▶ _WRITTEN EXERCISE_: Print all the data, keeping every line exactly as it is.

▶ _ITEMS_:
────────
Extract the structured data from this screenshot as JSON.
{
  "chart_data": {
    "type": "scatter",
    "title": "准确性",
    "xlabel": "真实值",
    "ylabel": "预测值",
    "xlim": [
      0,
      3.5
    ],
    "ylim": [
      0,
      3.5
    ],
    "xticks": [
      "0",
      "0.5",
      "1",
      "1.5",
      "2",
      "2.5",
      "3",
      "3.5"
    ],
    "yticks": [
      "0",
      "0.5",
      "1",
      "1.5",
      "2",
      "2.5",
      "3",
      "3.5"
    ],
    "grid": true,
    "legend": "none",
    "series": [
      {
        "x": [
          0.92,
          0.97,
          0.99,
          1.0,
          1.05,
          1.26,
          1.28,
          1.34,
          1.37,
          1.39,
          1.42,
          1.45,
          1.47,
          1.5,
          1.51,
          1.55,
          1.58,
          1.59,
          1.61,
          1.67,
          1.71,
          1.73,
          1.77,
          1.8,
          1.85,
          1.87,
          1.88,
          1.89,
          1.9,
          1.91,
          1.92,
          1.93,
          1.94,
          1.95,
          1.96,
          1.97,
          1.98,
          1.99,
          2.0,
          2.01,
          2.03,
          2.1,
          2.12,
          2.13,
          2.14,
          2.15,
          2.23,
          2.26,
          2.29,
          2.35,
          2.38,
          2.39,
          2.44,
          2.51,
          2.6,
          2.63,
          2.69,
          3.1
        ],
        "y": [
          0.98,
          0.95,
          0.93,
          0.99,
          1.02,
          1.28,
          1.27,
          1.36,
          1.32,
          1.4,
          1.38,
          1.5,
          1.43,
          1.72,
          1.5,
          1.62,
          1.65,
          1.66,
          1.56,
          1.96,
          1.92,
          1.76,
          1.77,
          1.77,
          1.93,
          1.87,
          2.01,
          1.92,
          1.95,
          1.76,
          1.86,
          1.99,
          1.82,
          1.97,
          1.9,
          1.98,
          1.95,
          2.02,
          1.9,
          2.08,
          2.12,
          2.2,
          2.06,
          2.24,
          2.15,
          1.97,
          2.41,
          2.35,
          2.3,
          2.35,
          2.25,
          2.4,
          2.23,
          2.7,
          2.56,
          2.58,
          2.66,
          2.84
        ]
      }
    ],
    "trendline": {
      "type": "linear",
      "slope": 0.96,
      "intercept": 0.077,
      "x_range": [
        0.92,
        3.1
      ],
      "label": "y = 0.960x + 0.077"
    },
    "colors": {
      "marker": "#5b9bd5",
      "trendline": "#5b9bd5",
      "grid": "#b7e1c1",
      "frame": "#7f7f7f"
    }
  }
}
────────
▶ _EXERCISE RESPONSE_:
Extract the structured data from this screenshot as JSON.
{
  "chart_data": {
    "type": "scatter",
    "title": "准确性",
    "xlabel": "真实值",
    "ylabel": "预测值",
    "xlim": [
      0,
      3.5
    ],
    "ylim": [
      0,
      3.5
    ],
    "xticks": [
      "0",
      "0.5",
      "1",
      "1.5",
      "2",
      "2.5",
      "3",
      "3.5"
    ],
    "yticks": [
      "0",
      "0.5",
      "1",
      "1.5",
      "2",
      "2.5",
      "3",
      "3.5"
    ],
    "grid": true,
    "legend": "none",
    "series": [
      {
        "x": [
          0.92,
          0.97,
          0.99,
          1.0,
          1.05,
          1.26,
          1.28,
          1.34,
          1.37,
          1.39,
          1.42,
          1.45,
          1.47,
          1.5,
          1.51,
          1.55,
          1.58,
          1.59,
          1.61,
          1.67,
          1.71,
          1.73,
          1.77,
          1.8,
          1.85,
          1.87,
          1.88,
          1.89,
          1.9,
          1.91,
          1.92,
          1.93,
          1.94,
          1.95,
          1.96,
          1.97,
          1.98,
          1.99,
          2.0,
          2.01,
          2.03,
          2.1,
          2.12,
          2.13,
          2.14,
          2.15,
          2.23,
          2.26,
          2.29,
          2.35,
          2.38,
          2.39,
          2.44,
          2.51,
          2.6,
          2.63,
          2.69,
          3.1
        ],
        "y": [
          0.98,
          0.95,
          0.93,
          0.99,
          1.02,
          1.28,
          1.27,
          1.36,
          1.32,
          1.4,
          1.38,
          1.5,
          1.43,
          1.72,
          1.5,
          1.62,
          1.65,
          1.66,
          1.56,
          1.96,
          1.92,
          1.76,
          1.77,
          1.77,
          1.93,
          1.87,
          2.01,
          1.92,
          1.95,
          1.76,
          1.86,
          1.99,
          1.82,
          1.97,
          1.9,
          1.98,
          1.95,
          2.02,
          1.9,
          2.08,
          2.12,
          2.2,
          2.06,
          2.24,
          2.15,
          1.97,
          2.41,
          2.35,
          2.3,
          2.35,
          2.25,
          2.4,
          2.23,
          2.7,
          2.56,
          2.58,
          2.66,
          2.84
        ]
      }
    ],
    "trendline": {
      "type": "linear",
      "slope": 0.96,
      "intercept": 0.077,
      "x_range": [
        0.92,
        3.1
      ],
      "label": "y = 0.960x + 0.077"
    },
    "colors": {
      "marker": "#5b9bd5",
      "trendline": "#5b9bd5",
      "grid": "#b7e1c1",
      "frame": "#7f7f7f"
    }
  }
}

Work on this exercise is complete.